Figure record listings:
* begin *

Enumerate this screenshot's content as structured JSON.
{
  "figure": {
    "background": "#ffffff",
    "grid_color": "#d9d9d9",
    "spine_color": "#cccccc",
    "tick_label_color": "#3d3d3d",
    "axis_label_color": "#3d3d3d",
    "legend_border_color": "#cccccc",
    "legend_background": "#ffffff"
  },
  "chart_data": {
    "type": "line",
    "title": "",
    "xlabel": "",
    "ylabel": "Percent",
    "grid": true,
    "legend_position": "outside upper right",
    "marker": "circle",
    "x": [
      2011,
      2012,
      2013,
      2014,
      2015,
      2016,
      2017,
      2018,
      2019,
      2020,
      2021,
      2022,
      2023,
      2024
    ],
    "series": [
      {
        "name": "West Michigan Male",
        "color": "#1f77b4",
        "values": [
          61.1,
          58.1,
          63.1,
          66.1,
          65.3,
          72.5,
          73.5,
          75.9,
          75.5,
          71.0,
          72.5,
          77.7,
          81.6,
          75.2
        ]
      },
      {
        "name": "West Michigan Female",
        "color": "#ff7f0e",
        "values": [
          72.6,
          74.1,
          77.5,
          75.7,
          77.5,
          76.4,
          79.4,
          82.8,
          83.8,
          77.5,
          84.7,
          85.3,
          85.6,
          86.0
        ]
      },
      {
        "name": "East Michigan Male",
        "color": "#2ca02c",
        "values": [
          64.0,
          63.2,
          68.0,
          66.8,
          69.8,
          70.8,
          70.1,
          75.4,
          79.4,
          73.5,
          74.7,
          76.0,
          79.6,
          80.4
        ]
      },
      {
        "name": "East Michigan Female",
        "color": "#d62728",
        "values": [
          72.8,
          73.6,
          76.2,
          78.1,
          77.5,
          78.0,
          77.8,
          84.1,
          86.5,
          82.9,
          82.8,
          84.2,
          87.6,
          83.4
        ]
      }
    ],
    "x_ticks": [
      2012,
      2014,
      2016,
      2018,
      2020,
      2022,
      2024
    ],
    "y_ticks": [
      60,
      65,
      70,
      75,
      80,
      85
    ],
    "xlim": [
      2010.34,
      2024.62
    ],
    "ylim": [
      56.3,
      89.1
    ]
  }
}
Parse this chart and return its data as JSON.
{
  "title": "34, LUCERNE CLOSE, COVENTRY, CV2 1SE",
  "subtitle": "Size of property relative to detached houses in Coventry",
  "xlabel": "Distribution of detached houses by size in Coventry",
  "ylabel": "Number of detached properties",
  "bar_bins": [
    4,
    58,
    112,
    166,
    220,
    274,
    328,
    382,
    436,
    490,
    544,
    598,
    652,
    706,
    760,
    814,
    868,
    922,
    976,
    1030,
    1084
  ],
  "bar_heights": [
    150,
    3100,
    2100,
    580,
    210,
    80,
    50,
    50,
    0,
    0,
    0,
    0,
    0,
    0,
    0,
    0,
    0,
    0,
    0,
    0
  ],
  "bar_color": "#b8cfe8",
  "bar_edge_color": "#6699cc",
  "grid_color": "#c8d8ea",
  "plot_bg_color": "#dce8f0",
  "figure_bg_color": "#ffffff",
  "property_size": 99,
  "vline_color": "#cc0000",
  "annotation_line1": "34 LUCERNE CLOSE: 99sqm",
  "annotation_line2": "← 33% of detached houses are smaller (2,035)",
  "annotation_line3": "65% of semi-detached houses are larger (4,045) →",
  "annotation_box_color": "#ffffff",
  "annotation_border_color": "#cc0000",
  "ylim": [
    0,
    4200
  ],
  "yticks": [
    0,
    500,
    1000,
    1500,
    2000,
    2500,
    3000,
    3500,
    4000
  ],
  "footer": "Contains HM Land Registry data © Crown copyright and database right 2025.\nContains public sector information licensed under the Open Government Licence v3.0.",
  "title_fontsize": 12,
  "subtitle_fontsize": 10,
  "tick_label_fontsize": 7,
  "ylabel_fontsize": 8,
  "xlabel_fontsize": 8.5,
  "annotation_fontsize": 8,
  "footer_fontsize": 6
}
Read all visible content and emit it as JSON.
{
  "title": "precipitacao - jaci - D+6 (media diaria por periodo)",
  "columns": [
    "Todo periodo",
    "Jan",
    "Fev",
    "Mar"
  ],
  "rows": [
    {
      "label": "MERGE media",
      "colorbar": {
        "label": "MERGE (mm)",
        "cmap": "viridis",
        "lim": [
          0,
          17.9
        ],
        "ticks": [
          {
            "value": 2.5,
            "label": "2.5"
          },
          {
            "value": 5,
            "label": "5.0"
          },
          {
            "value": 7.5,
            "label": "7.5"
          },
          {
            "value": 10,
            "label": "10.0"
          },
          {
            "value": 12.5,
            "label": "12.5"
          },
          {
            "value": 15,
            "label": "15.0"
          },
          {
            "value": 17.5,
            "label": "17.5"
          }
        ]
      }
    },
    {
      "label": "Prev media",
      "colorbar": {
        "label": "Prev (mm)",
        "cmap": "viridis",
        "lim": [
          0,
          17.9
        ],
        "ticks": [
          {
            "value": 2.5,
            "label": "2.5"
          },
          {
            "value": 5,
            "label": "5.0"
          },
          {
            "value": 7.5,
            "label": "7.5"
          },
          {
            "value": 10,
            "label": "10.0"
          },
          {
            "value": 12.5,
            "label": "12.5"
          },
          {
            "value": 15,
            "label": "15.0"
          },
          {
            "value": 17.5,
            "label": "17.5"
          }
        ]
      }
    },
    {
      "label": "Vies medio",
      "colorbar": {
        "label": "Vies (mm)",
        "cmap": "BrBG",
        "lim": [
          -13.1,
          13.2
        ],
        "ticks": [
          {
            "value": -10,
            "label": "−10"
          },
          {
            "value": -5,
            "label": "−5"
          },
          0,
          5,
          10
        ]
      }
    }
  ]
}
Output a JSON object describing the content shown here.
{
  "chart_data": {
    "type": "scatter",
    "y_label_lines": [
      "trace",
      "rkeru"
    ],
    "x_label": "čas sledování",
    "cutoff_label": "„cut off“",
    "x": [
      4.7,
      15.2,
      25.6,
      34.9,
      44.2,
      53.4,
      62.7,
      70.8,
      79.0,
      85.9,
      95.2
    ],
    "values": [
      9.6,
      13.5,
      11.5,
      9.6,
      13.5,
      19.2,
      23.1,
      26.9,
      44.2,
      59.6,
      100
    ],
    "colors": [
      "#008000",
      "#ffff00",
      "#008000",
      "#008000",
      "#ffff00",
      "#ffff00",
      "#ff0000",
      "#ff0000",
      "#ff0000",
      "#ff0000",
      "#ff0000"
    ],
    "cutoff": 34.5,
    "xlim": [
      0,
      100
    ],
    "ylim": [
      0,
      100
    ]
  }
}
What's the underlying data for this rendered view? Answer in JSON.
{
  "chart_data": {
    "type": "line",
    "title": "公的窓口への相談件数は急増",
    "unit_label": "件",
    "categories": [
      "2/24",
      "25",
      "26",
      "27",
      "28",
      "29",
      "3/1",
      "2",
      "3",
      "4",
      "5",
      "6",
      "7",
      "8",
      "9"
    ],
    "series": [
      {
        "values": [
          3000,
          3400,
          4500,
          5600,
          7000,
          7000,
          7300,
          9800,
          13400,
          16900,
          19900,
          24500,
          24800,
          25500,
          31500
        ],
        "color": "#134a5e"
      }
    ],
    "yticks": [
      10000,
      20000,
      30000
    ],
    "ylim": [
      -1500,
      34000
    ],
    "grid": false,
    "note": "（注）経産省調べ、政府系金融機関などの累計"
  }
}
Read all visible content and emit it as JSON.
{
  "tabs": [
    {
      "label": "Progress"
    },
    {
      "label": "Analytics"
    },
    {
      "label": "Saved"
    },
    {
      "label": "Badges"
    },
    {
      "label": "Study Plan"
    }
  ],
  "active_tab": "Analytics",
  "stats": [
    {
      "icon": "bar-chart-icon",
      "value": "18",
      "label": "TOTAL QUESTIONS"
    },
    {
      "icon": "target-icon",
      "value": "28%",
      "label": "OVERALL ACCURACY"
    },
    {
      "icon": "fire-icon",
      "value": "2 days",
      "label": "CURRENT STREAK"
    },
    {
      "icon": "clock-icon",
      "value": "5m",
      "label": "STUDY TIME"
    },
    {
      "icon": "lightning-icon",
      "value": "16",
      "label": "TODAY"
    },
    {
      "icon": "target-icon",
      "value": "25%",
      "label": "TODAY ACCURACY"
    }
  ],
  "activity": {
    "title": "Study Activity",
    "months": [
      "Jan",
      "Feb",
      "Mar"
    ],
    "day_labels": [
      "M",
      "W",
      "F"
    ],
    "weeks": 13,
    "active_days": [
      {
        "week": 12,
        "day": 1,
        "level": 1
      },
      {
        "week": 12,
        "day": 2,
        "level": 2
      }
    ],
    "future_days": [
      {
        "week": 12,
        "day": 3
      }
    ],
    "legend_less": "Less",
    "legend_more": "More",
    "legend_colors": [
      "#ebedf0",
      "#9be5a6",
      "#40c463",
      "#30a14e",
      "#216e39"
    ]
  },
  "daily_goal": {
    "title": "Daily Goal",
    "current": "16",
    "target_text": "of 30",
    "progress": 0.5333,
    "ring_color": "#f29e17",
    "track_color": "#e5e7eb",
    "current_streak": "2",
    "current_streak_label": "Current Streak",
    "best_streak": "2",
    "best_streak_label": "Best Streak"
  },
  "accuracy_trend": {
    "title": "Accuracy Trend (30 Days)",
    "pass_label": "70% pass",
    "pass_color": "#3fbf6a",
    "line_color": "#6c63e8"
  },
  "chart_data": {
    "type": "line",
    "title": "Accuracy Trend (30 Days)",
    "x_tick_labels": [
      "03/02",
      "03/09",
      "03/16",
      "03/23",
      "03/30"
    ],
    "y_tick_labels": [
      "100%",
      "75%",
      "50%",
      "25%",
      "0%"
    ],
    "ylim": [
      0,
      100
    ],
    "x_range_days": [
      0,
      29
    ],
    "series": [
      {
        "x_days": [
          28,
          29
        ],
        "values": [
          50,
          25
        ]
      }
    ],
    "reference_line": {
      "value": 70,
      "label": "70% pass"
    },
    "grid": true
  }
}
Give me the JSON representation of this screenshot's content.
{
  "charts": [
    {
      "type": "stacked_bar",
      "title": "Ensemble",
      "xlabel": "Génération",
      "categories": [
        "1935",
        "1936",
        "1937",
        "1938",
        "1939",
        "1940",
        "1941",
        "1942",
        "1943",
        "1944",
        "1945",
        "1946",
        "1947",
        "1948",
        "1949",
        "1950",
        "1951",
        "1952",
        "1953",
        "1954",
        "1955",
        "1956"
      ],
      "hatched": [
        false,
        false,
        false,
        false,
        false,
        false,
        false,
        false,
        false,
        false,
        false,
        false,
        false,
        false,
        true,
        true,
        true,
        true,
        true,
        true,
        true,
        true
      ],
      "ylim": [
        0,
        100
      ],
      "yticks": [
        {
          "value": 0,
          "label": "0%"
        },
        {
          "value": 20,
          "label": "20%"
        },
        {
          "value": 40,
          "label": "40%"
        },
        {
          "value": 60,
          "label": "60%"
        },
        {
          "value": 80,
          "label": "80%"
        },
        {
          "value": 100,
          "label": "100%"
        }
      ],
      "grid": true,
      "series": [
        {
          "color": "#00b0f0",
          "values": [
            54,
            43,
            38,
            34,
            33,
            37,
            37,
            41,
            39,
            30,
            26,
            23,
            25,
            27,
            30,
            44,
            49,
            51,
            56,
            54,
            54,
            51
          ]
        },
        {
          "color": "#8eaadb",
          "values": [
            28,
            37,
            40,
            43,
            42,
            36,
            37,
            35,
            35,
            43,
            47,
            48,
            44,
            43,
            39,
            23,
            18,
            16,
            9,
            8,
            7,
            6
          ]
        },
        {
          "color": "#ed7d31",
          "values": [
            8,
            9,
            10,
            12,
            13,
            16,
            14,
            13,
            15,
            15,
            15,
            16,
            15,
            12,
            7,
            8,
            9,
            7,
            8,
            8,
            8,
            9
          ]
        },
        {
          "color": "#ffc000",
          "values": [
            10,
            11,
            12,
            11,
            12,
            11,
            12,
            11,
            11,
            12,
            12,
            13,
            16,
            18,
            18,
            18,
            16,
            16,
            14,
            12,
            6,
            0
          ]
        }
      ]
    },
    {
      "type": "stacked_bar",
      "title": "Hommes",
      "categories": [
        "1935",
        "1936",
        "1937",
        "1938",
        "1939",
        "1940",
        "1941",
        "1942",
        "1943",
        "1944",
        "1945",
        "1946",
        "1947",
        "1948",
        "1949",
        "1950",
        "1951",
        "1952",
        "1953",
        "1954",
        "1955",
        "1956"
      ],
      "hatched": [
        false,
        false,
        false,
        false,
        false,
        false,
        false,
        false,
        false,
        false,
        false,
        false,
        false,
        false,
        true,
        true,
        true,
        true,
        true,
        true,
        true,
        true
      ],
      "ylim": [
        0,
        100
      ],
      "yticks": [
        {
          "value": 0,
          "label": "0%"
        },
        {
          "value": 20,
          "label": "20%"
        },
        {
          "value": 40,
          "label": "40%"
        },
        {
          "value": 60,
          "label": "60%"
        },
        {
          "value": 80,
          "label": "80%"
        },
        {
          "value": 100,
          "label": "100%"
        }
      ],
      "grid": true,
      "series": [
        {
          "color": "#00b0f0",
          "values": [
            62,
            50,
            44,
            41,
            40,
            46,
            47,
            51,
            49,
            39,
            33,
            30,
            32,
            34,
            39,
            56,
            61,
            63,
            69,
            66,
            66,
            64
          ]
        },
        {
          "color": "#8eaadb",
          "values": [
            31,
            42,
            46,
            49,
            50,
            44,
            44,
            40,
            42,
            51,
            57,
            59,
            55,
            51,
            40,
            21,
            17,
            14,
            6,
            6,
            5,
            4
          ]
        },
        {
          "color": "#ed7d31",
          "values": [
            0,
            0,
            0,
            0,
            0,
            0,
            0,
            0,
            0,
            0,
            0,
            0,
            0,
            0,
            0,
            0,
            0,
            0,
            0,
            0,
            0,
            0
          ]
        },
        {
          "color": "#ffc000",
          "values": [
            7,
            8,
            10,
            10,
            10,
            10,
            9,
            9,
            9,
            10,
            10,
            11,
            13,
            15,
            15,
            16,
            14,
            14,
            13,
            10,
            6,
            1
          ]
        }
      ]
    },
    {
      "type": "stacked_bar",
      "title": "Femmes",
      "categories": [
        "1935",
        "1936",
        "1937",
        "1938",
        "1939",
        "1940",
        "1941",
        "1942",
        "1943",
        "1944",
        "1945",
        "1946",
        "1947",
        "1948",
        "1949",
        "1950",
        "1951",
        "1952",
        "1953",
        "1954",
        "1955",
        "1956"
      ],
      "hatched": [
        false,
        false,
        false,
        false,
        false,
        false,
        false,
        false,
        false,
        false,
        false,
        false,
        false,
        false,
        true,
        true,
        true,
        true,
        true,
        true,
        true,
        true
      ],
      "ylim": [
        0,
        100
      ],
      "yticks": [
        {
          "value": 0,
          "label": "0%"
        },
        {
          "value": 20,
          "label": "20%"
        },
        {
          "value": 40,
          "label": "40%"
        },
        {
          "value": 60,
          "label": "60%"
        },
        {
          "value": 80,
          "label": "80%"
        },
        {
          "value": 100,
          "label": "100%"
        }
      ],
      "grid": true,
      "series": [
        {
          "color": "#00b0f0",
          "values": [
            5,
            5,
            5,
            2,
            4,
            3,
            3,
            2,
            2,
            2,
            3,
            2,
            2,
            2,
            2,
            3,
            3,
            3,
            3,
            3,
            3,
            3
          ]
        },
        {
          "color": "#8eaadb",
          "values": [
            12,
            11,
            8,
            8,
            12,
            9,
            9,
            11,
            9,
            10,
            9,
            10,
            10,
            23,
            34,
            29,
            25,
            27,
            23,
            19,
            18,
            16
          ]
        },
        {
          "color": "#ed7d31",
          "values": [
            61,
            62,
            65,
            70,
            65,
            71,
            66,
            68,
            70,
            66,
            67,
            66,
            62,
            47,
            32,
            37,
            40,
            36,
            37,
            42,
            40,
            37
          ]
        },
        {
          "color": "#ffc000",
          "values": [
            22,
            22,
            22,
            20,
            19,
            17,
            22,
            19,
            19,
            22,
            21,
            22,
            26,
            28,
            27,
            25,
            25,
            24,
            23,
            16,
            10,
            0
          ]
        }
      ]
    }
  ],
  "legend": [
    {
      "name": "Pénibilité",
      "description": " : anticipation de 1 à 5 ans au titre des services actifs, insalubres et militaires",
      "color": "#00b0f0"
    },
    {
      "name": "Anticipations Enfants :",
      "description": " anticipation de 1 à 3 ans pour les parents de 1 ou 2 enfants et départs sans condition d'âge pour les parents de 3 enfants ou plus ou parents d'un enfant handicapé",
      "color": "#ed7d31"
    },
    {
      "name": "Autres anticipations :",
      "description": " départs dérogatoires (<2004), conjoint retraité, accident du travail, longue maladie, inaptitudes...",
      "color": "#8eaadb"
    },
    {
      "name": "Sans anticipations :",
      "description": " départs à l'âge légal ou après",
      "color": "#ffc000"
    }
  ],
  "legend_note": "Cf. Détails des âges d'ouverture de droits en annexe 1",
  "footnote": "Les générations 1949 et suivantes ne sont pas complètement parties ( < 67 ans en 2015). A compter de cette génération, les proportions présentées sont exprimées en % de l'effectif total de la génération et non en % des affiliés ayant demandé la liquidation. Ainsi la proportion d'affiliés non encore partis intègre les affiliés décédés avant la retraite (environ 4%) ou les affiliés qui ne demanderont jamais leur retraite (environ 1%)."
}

* end *

What is expected: Extract all lines of the records above that include "cccccc".

Problem solution:
    "spine_color": "#cccccc",
    "legend_border_color": "#cccccc",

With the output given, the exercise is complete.